Task:
Copy exactly the last part of the entries, starting from the line with "Output the text content of this document." and including the final line.

(Extracted records)
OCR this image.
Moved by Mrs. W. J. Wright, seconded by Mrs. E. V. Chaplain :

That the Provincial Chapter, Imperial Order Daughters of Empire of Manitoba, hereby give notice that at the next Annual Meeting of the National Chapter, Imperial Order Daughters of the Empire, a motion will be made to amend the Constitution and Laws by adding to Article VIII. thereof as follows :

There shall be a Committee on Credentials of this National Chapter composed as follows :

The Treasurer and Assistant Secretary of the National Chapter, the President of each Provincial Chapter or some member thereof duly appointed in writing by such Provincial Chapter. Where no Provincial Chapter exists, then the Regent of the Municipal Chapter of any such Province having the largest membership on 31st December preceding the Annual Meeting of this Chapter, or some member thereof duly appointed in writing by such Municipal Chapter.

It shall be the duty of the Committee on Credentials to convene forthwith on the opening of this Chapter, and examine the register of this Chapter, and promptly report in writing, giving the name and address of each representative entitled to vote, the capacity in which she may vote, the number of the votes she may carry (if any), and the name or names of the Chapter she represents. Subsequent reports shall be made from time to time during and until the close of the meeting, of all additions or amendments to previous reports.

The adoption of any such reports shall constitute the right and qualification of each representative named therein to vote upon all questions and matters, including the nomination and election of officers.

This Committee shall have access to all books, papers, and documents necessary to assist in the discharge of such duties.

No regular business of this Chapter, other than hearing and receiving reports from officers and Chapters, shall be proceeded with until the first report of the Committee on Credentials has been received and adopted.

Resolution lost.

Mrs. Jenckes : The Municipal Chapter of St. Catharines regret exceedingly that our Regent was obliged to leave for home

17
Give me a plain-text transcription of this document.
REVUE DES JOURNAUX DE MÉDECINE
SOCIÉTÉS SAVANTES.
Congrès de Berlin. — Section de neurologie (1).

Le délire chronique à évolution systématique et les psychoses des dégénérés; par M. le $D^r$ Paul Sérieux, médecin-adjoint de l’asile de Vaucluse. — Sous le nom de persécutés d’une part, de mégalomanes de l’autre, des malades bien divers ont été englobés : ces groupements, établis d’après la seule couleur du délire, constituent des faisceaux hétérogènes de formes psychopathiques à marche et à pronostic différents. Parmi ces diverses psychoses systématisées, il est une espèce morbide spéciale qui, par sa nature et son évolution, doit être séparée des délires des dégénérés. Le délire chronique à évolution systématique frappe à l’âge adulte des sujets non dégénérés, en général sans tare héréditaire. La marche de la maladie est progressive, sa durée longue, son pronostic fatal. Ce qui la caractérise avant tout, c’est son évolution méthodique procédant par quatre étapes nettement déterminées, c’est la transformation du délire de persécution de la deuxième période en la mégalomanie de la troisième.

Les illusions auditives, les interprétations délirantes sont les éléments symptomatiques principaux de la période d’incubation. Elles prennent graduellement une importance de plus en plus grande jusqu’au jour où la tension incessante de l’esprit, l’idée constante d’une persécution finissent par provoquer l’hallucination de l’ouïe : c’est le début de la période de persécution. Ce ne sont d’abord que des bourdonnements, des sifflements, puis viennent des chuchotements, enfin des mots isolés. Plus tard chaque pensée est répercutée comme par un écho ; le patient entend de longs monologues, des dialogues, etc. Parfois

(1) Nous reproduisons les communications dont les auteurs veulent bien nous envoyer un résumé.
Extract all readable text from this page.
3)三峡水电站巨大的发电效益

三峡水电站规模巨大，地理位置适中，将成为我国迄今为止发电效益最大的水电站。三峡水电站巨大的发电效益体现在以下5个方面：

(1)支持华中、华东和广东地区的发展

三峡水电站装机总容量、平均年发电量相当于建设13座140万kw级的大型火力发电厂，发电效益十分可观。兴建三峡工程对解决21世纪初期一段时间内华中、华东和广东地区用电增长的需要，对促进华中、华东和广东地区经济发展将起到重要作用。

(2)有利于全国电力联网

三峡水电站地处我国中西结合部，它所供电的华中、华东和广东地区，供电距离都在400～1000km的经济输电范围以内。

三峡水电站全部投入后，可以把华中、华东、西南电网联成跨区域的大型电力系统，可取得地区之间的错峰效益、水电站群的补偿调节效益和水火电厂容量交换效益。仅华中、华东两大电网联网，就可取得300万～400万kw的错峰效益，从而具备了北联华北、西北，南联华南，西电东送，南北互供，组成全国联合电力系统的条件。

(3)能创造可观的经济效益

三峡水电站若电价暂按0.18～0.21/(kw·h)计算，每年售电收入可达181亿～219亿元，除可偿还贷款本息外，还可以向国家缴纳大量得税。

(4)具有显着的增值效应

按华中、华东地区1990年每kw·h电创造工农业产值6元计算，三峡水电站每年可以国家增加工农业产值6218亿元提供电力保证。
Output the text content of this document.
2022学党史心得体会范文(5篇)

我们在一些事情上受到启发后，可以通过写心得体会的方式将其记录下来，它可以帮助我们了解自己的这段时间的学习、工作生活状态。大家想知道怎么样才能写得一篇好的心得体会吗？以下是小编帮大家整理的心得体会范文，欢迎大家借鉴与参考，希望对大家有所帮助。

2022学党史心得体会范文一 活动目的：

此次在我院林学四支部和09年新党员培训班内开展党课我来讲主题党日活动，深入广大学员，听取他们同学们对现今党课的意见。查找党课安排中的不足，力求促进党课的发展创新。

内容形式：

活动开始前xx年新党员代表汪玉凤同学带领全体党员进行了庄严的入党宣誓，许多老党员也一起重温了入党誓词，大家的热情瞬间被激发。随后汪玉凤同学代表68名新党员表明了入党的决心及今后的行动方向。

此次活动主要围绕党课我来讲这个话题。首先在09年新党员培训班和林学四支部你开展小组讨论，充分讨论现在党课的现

Correct answer:
Output the text content of this document.
2022学党史心得体会范文(5篇)

我们在一些事情上受到启发后，可以通过写心得体会的方式将其记录下来，它可以帮助我们了解自己的这段时间的学习、工作生活状态。大家想知道怎么样才能写得一篇好的心得体会吗？以下是小编帮大家整理的心得体会范文，欢迎大家借鉴与参考，希望对大家有所帮助。

2022学党史心得体会范文一 活动目的：

此次在我院林学四支部和09年新党员培训班内开展党课我来讲主题党日活动，深入广大学员，听取他们同学们对现今党课的意见。查找党课安排中的不足，力求促进党课的发展创新。

内容形式：

活动开始前xx年新党员代表汪玉凤同学带领全体党员进行了庄严的入党宣誓，许多老党员也一起重温了入党誓词，大家的热情瞬间被激发。随后汪玉凤同学代表68名新党员表明了入党的决心及今后的行动方向。

此次活动主要围绕党课我来讲这个话题。首先在09年新党员培训班和林学四支部你开展小组讨论，充分讨论现在党课的现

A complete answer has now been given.